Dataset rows
--- begin ---
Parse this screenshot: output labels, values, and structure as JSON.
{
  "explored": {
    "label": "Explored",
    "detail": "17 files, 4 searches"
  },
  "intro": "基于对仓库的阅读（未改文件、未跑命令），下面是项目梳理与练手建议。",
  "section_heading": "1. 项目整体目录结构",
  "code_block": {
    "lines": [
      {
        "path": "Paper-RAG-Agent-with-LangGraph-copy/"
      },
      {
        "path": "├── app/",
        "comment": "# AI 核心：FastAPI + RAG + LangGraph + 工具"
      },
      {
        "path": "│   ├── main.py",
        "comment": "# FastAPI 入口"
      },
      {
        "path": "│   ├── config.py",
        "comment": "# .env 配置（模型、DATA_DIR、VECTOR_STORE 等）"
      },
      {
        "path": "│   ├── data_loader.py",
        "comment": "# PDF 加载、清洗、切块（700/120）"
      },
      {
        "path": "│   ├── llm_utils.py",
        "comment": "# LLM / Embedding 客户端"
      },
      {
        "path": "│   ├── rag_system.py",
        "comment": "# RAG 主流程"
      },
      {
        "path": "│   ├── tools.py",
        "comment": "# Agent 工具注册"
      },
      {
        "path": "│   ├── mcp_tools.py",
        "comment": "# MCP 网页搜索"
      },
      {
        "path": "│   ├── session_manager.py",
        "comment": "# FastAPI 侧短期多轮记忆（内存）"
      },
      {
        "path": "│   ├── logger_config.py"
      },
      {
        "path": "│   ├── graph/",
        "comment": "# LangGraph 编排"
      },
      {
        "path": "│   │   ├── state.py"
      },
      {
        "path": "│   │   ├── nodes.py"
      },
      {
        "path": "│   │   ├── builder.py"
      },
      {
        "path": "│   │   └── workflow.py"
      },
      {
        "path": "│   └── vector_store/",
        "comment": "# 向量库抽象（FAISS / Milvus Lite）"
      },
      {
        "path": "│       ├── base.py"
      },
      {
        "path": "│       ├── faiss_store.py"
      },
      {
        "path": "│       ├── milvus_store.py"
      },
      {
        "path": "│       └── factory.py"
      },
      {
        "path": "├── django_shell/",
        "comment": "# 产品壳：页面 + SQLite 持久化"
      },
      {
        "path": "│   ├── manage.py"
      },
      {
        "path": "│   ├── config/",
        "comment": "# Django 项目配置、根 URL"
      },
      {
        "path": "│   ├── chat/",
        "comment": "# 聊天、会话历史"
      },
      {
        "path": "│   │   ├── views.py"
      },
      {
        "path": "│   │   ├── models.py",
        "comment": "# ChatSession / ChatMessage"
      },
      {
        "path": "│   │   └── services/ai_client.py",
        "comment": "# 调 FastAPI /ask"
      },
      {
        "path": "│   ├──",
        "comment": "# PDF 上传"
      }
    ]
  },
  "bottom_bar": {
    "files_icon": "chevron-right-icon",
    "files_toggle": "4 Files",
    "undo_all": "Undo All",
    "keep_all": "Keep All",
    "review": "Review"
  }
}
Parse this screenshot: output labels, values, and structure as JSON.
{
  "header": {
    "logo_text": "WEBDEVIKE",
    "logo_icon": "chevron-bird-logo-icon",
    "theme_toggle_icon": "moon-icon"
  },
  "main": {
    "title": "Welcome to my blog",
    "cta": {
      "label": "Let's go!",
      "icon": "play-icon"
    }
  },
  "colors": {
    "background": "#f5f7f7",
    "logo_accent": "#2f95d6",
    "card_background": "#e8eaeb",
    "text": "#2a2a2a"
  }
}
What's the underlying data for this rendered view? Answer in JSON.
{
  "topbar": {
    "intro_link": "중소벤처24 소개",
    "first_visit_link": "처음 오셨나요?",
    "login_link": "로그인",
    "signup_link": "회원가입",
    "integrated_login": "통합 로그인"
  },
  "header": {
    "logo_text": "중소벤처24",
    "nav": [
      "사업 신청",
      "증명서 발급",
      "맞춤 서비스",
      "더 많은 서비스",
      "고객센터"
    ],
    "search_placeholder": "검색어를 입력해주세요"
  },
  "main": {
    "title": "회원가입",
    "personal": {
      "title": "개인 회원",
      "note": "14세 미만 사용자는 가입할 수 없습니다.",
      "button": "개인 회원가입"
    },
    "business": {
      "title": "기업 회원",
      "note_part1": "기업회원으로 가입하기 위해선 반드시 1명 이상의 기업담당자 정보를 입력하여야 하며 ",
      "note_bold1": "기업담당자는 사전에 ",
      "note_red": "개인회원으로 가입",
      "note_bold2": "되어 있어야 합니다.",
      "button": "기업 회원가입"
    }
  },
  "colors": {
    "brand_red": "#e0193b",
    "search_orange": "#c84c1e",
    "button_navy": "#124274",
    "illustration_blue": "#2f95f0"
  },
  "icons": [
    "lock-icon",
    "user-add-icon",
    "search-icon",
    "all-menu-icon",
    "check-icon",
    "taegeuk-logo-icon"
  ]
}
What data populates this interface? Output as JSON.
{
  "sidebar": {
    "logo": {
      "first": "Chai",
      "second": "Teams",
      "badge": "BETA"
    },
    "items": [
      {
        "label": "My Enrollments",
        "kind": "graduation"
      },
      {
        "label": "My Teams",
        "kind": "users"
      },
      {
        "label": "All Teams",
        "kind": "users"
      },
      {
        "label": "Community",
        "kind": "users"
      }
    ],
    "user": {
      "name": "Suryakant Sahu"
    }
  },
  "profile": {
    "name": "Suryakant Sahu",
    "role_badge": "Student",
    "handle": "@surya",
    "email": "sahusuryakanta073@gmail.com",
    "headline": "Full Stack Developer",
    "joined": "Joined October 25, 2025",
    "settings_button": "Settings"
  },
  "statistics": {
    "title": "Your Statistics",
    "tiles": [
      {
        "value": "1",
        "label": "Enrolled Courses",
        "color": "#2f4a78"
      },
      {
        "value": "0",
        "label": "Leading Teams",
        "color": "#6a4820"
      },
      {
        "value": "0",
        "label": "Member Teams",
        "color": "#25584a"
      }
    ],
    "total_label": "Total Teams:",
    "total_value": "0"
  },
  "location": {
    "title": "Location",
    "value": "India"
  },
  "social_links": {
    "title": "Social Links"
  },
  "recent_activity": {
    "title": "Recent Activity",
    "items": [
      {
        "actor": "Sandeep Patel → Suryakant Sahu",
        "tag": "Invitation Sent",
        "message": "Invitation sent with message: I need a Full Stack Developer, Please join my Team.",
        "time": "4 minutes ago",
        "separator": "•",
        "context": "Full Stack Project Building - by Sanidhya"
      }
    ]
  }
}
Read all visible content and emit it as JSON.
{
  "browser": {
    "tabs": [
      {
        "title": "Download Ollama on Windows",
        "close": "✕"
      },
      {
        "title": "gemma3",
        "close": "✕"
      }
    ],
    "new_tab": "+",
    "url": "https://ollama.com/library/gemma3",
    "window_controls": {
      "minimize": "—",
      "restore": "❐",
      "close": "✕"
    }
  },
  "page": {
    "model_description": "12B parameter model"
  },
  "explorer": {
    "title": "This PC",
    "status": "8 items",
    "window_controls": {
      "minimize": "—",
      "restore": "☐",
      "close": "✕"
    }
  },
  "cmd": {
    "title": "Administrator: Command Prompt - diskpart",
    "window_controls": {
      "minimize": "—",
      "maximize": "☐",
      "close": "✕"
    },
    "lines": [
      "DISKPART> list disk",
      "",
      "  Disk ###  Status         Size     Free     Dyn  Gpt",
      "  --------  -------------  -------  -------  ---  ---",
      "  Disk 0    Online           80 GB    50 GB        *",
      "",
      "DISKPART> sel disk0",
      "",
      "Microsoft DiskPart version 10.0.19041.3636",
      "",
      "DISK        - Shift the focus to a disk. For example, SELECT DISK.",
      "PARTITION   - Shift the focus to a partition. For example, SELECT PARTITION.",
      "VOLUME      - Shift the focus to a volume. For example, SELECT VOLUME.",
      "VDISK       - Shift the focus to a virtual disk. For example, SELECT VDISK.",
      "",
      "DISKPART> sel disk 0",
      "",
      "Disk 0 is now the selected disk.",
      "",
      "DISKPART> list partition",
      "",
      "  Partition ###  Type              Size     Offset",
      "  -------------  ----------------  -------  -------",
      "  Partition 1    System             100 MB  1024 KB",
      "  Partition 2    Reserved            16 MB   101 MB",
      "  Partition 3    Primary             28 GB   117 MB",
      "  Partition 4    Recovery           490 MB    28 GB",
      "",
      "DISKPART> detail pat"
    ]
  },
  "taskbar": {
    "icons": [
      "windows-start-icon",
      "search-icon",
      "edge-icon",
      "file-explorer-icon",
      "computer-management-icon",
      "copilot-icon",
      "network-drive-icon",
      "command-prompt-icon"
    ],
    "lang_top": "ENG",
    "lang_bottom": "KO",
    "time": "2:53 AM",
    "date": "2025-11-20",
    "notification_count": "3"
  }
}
--- end ---
_STATED PROBLEM_
Count the lines above in which the word "name" appears, then state only that count.

_ANSWER TO THIS EXERCISE_
2